Collected data entries:
------------

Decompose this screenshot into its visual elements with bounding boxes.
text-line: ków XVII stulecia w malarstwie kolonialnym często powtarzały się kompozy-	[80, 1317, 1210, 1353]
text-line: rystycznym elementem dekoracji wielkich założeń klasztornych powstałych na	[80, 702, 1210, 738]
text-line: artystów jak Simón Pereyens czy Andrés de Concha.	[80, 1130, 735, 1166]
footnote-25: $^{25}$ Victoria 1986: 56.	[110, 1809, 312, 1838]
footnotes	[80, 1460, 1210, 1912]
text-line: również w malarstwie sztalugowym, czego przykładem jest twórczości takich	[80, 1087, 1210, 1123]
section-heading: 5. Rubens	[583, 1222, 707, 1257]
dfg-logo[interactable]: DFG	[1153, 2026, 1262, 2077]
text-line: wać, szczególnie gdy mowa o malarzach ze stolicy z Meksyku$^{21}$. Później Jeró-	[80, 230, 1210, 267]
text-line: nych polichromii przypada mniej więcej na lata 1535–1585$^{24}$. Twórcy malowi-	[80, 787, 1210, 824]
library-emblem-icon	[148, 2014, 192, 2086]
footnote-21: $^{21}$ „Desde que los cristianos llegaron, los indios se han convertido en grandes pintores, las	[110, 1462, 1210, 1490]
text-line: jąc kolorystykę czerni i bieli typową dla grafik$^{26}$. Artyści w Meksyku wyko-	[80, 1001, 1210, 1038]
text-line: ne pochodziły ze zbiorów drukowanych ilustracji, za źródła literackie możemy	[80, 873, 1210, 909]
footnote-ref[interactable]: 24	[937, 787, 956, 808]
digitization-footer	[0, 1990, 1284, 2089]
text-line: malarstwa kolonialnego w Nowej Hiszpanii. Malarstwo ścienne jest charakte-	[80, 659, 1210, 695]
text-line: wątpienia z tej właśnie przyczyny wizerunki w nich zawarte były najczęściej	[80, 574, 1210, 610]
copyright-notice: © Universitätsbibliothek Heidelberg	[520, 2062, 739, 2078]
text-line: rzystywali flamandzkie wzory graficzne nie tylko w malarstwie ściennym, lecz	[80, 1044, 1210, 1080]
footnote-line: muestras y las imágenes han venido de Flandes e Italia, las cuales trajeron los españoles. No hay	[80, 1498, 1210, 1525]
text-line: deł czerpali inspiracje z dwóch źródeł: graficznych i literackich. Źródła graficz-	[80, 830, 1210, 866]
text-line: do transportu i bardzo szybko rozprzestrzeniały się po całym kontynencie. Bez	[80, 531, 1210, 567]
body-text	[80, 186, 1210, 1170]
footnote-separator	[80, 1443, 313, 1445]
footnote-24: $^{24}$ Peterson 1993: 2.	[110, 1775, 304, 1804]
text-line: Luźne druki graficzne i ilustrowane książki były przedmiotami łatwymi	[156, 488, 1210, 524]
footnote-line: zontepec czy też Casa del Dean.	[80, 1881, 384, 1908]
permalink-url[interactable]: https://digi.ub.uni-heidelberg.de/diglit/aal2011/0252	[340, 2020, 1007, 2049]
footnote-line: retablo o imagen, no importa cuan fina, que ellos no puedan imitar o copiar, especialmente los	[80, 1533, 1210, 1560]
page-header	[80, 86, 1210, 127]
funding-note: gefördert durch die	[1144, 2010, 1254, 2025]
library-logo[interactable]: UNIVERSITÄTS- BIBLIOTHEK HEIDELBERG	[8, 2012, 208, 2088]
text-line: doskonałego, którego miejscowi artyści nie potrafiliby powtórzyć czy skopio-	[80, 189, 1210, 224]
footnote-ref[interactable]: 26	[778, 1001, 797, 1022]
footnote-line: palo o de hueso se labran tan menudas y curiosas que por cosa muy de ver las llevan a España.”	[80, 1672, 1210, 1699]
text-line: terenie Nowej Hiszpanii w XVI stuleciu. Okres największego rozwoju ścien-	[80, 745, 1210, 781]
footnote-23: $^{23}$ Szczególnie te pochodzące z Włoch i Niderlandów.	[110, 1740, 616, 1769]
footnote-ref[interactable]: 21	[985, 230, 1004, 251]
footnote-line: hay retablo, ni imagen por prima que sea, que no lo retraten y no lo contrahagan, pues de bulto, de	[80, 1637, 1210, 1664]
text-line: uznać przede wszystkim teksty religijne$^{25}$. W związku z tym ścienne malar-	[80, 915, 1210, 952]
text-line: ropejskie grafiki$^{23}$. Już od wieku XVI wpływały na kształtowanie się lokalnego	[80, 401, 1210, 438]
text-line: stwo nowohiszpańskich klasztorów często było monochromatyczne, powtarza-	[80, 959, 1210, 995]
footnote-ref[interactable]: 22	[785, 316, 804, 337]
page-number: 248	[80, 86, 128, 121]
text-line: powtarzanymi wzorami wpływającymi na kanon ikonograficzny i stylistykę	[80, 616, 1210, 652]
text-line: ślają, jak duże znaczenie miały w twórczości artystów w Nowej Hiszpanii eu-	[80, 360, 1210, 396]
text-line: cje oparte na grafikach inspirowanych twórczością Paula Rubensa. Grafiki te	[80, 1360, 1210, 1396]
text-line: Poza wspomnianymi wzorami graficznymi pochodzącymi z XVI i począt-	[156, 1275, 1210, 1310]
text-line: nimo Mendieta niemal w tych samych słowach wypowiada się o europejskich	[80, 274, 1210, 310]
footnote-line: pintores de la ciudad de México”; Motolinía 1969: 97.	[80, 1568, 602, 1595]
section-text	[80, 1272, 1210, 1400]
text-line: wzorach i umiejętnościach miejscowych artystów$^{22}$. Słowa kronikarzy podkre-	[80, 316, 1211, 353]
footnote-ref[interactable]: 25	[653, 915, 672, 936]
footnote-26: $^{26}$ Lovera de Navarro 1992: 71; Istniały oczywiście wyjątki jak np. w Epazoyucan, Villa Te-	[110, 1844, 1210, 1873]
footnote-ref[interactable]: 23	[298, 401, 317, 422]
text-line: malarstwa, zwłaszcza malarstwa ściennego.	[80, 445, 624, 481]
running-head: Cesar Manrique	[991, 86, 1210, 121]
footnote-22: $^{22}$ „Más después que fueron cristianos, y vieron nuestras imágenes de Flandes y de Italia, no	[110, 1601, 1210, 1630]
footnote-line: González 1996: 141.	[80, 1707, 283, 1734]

------------

### WHAT YOU SHOULD DO
With no line skipped, copy the entries exactly as written.

### WRITTEN SOLUTION
Decompose this screenshot into its visual elements with bounding boxes.
text-line: ków XVII stulecia w malarstwie kolonialnym często powtarzały się kompozy-	[80, 1317, 1210, 1353]
text-line: rystycznym elementem dekoracji wielkich założeń klasztornych powstałych na	[80, 702, 1210, 738]
text-line: artystów jak Simón Pereyens czy Andrés de Concha.	[80, 1130, 735, 1166]
footnote-25: $^{25}$ Victoria 1986: 56.	[110, 1809, 312, 1838]
footnotes	[80, 1460, 1210, 1912]
text-line: również w malarstwie sztalugowym, czego przykładem jest twórczości takich	[80, 1087, 1210, 1123]
section-heading: 5. Rubens	[583, 1222, 707, 1257]
dfg-logo[interactable]: DFG	[1153, 2026, 1262, 2077]
text-line: wać, szczególnie gdy mowa o malarzach ze stolicy z Meksyku$^{21}$. Później Jeró-	[80, 230, 1210, 267]
text-line: nych polichromii przypada mniej więcej na lata 1535–1585$^{24}$. Twórcy malowi-	[80, 787, 1210, 824]
library-emblem-icon	[148, 2014, 192, 2086]
footnote-21: $^{21}$ „Desde que los cristianos llegaron, los indios se han convertido en grandes pintores, las	[110, 1462, 1210, 1490]
text-line: jąc kolorystykę czerni i bieli typową dla grafik$^{26}$. Artyści w Meksyku wyko-	[80, 1001, 1210, 1038]
text-line: ne pochodziły ze zbiorów drukowanych ilustracji, za źródła literackie możemy	[80, 873, 1210, 909]
footnote-ref[interactable]: 24	[937, 787, 956, 808]
digitization-footer	[0, 1990, 1284, 2089]
text-line: malarstwa kolonialnego w Nowej Hiszpanii. Malarstwo ścienne jest charakte-	[80, 659, 1210, 695]
text-line: wątpienia z tej właśnie przyczyny wizerunki w nich zawarte były najczęściej	[80, 574, 1210, 610]
copyright-notice: © Universitätsbibliothek Heidelberg	[520, 2062, 739, 2078]
text-line: rzystywali flamandzkie wzory graficzne nie tylko w malarstwie ściennym, lecz	[80, 1044, 1210, 1080]
footnote-line: muestras y las imágenes han venido de Flandes e Italia, las cuales trajeron los españoles. No hay	[80, 1498, 1210, 1525]
text-line: deł czerpali inspiracje z dwóch źródeł: graficznych i literackich. Źródła graficz-	[80, 830, 1210, 866]
text-line: do transportu i bardzo szybko rozprzestrzeniały się po całym kontynencie. Bez	[80, 531, 1210, 567]
body-text	[80, 186, 1210, 1170]
footnote-separator	[80, 1443, 313, 1445]
footnote-24: $^{24}$ Peterson 1993: 2.	[110, 1775, 304, 1804]
text-line: Luźne druki graficzne i ilustrowane książki były przedmiotami łatwymi	[156, 488, 1210, 524]
footnote-line: zontepec czy też Casa del Dean.	[80, 1881, 384, 1908]
permalink-url[interactable]: https://digi.ub.uni-heidelberg.de/diglit/aal2011/0252	[340, 2020, 1007, 2049]
footnote-line: retablo o imagen, no importa cuan fina, que ellos no puedan imitar o copiar, especialmente los	[80, 1533, 1210, 1560]
page-header	[80, 86, 1210, 127]
funding-note: gefördert durch die	[1144, 2010, 1254, 2025]
library-logo[interactable]: UNIVERSITÄTS- BIBLIOTHEK HEIDELBERG	[8, 2012, 208, 2088]
text-line: doskonałego, którego miejscowi artyści nie potrafiliby powtórzyć czy skopio-	[80, 189, 1210, 224]
footnote-ref[interactable]: 26	[778, 1001, 797, 1022]
footnote-line: palo o de hueso se labran tan menudas y curiosas que por cosa muy de ver las llevan a España.”	[80, 1672, 1210, 1699]
text-line: terenie Nowej Hiszpanii w XVI stuleciu. Okres największego rozwoju ścien-	[80, 745, 1210, 781]
footnote-23: $^{23}$ Szczególnie te pochodzące z Włoch i Niderlandów.	[110, 1740, 616, 1769]
footnote-ref[interactable]: 21	[985, 230, 1004, 251]
footnote-line: hay retablo, ni imagen por prima que sea, que no lo retraten y no lo contrahagan, pues de bulto, de	[80, 1637, 1210, 1664]
text-line: uznać przede wszystkim teksty religijne$^{25}$. W związku z tym ścienne malar-	[80, 915, 1210, 952]
text-line: ropejskie grafiki$^{23}$. Już od wieku XVI wpływały na kształtowanie się lokalnego	[80, 401, 1210, 438]
text-line: stwo nowohiszpańskich klasztorów często było monochromatyczne, powtarza-	[80, 959, 1210, 995]
footnote-ref[interactable]: 22	[785, 316, 804, 337]
page-number: 248	[80, 86, 128, 121]
text-line: powtarzanymi wzorami wpływającymi na kanon ikonograficzny i stylistykę	[80, 616, 1210, 652]
text-line: ślają, jak duże znaczenie miały w twórczości artystów w Nowej Hiszpanii eu-	[80, 360, 1210, 396]
text-line: cje oparte na grafikach inspirowanych twórczością Paula Rubensa. Grafiki te	[80, 1360, 1210, 1396]
text-line: Poza wspomnianymi wzorami graficznymi pochodzącymi z XVI i począt-	[156, 1275, 1210, 1310]
text-line: nimo Mendieta niemal w tych samych słowach wypowiada się o europejskich	[80, 274, 1210, 310]
footnote-line: pintores de la ciudad de México”; Motolinía 1969: 97.	[80, 1568, 602, 1595]
section-text	[80, 1272, 1210, 1400]
text-line: wzorach i umiejętnościach miejscowych artystów$^{22}$. Słowa kronikarzy podkre-	[80, 316, 1211, 353]
footnote-ref[interactable]: 25	[653, 915, 672, 936]
footnote-26: $^{26}$ Lovera de Navarro 1992: 71; Istniały oczywiście wyjątki jak np. w Epazoyucan, Villa Te-	[110, 1844, 1210, 1873]
footnote-ref[interactable]: 23	[298, 401, 317, 422]
text-line: malarstwa, zwłaszcza malarstwa ściennego.	[80, 445, 624, 481]
running-head: Cesar Manrique	[991, 86, 1210, 121]
footnote-22: $^{22}$ „Más después que fueron cristianos, y vieron nuestras imágenes de Flandes y de Italia, no	[110, 1601, 1210, 1630]
footnote-line: González 1996: 141.	[80, 1707, 283, 1734]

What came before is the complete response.